WORK INSTRUCTIONS =
What follows is a block of records; restate each one word for word.
## start RECORDS FOR THE EXERCISE
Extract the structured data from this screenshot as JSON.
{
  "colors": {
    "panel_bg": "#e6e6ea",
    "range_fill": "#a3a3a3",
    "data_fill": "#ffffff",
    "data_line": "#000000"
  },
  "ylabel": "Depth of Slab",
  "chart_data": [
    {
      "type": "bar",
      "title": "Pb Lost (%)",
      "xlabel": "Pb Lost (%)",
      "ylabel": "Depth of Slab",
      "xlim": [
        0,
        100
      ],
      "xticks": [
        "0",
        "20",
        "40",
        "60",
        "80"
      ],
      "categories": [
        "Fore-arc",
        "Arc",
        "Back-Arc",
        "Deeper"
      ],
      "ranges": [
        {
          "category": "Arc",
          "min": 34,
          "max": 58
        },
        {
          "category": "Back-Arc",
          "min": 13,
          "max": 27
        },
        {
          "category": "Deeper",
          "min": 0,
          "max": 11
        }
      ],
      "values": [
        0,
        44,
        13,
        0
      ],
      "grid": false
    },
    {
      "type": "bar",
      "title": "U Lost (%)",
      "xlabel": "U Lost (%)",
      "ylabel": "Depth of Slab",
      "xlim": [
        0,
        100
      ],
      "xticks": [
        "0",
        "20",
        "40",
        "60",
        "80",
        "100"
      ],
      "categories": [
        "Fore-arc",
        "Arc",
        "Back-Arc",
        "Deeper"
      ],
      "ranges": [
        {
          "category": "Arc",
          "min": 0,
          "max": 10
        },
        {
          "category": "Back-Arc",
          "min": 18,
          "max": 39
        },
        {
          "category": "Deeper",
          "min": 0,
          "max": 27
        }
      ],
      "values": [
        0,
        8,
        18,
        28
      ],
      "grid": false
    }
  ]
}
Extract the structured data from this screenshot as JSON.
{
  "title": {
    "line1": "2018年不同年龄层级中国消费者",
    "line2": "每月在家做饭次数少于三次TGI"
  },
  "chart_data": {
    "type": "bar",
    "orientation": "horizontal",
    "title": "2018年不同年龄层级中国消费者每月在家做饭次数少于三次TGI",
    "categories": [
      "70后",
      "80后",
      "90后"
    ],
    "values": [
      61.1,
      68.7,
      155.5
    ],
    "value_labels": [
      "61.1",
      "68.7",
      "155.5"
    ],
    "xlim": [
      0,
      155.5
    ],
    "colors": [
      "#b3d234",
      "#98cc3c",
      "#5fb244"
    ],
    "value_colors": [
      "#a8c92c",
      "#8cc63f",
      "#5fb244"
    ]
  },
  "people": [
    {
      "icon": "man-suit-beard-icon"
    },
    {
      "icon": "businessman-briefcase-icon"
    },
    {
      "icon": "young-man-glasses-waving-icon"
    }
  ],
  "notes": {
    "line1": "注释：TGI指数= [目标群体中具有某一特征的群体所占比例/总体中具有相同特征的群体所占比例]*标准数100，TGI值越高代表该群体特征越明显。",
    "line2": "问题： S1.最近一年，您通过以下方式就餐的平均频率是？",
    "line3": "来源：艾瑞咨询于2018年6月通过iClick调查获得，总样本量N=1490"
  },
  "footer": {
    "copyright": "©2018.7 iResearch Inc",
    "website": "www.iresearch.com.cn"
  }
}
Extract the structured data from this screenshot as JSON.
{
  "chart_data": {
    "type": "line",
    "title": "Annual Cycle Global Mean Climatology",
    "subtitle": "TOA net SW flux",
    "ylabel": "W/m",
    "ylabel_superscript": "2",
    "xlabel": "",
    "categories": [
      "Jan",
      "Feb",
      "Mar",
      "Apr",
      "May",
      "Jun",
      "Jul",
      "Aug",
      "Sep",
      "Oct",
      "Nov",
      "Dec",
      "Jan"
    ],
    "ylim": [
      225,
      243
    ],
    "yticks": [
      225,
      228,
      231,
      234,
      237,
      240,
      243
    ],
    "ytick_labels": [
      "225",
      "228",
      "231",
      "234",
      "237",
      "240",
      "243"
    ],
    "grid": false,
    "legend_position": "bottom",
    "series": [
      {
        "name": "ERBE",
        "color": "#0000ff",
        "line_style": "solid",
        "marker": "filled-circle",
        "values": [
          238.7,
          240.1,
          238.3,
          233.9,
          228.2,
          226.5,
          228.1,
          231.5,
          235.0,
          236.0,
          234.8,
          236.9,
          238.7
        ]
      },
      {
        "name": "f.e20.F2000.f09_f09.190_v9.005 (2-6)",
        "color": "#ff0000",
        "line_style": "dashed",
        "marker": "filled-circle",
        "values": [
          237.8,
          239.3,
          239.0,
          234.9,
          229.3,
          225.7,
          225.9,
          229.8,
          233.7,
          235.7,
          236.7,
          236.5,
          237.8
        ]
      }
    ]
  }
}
## end RECORDS FOR THE EXERCISE
FULL RESPONSE =
Extract the structured data from this screenshot as JSON.
{
  "colors": {
    "panel_bg": "#e6e6ea",
    "range_fill": "#a3a3a3",
    "data_fill": "#ffffff",
    "data_line": "#000000"
  },
  "ylabel": "Depth of Slab",
  "chart_data": [
    {
      "type": "bar",
      "title": "Pb Lost (%)",
      "xlabel": "Pb Lost (%)",
      "ylabel": "Depth of Slab",
      "xlim": [
        0,
        100
      ],
      "xticks": [
        "0",
        "20",
        "40",
        "60",
        "80"
      ],
      "categories": [
        "Fore-arc",
        "Arc",
        "Back-Arc",
        "Deeper"
      ],
      "ranges": [
        {
          "category": "Arc",
          "min": 34,
          "max": 58
        },
        {
          "category": "Back-Arc",
          "min": 13,
          "max": 27
        },
        {
          "category": "Deeper",
          "min": 0,
          "max": 11
        }
      ],
      "values": [
        0,
        44,
        13,
        0
      ],
      "grid": false
    },
    {
      "type": "bar",
      "title": "U Lost (%)",
      "xlabel": "U Lost (%)",
      "ylabel": "Depth of Slab",
      "xlim": [
        0,
        100
      ],
      "xticks": [
        "0",
        "20",
        "40",
        "60",
        "80",
        "100"
      ],
      "categories": [
        "Fore-arc",
        "Arc",
        "Back-Arc",
        "Deeper"
      ],
      "ranges": [
        {
          "category": "Arc",
          "min": 0,
          "max": 10
        },
        {
          "category": "Back-Arc",
          "min": 18,
          "max": 39
        },
        {
          "category": "Deeper",
          "min": 0,
          "max": 27
        }
      ],
      "values": [
        0,
        8,
        18,
        28
      ],
      "grid": false
    }
  ]
}
Extract the structured data from this screenshot as JSON.
{
  "title": {
    "line1": "2018年不同年龄层级中国消费者",
    "line2": "每月在家做饭次数少于三次TGI"
  },
  "chart_data": {
    "type": "bar",
    "orientation": "horizontal",
    "title": "2018年不同年龄层级中国消费者每月在家做饭次数少于三次TGI",
    "categories": [
      "70后",
      "80后",
      "90后"
    ],
    "values": [
      61.1,
      68.7,
      155.5
    ],
    "value_labels": [
      "61.1",
      "68.7",
      "155.5"
    ],
    "xlim": [
      0,
      155.5
    ],
    "colors": [
      "#b3d234",
      "#98cc3c",
      "#5fb244"
    ],
    "value_colors": [
      "#a8c92c",
      "#8cc63f",
      "#5fb244"
    ]
  },
  "people": [
    {
      "icon": "man-suit-beard-icon"
    },
    {
      "icon": "businessman-briefcase-icon"
    },
    {
      "icon": "young-man-glasses-waving-icon"
    }
  ],
  "notes": {
    "line1": "注释：TGI指数= [目标群体中具有某一特征的群体所占比例/总体中具有相同特征的群体所占比例]*标准数100，TGI值越高代表该群体特征越明显。",
    "line2": "问题： S1.最近一年，您通过以下方式就餐的平均频率是？",
    "line3": "来源：艾瑞咨询于2018年6月通过iClick调查获得，总样本量N=1490"
  },
  "footer": {
    "copyright": "©2018.7 iResearch Inc",
    "website": "www.iresearch.com.cn"
  }
}
Extract the structured data from this screenshot as JSON.
{
  "chart_data": {
    "type": "line",
    "title": "Annual Cycle Global Mean Climatology",
    "subtitle": "TOA net SW flux",
    "ylabel": "W/m",
    "ylabel_superscript": "2",
    "xlabel": "",
    "categories": [
      "Jan",
      "Feb",
      "Mar",
      "Apr",
      "May",
      "Jun",
      "Jul",
      "Aug",
      "Sep",
      "Oct",
      "Nov",
      "Dec",
      "Jan"
    ],
    "ylim": [
      225,
      243
    ],
    "yticks": [
      225,
      228,
      231,
      234,
      237,
      240,
      243
    ],
    "ytick_labels": [
      "225",
      "228",
      "231",
      "234",
      "237",
      "240",
      "243"
    ],
    "grid": false,
    "legend_position": "bottom",
    "series": [
      {
        "name": "ERBE",
        "color": "#0000ff",
        "line_style": "solid",
        "marker": "filled-circle",
        "values": [
          238.7,
          240.1,
          238.3,
          233.9,
          228.2,
          226.5,
          228.1,
          231.5,
          235.0,
          236.0,
          234.8,
          236.9,
          238.7
        ]
      },
      {
        "name": "f.e20.F2000.f09_f09.190_v9.005 (2-6)",
        "color": "#ff0000",
        "line_style": "dashed",
        "marker": "filled-circle",
        "values": [
          237.8,
          239.3,
          239.0,
          234.9,
          229.3,
          225.7,
          225.9,
          229.8,
          233.7,
          235.7,
          236.7,
          236.5,
          237.8
        ]
      }
    ]
  }
}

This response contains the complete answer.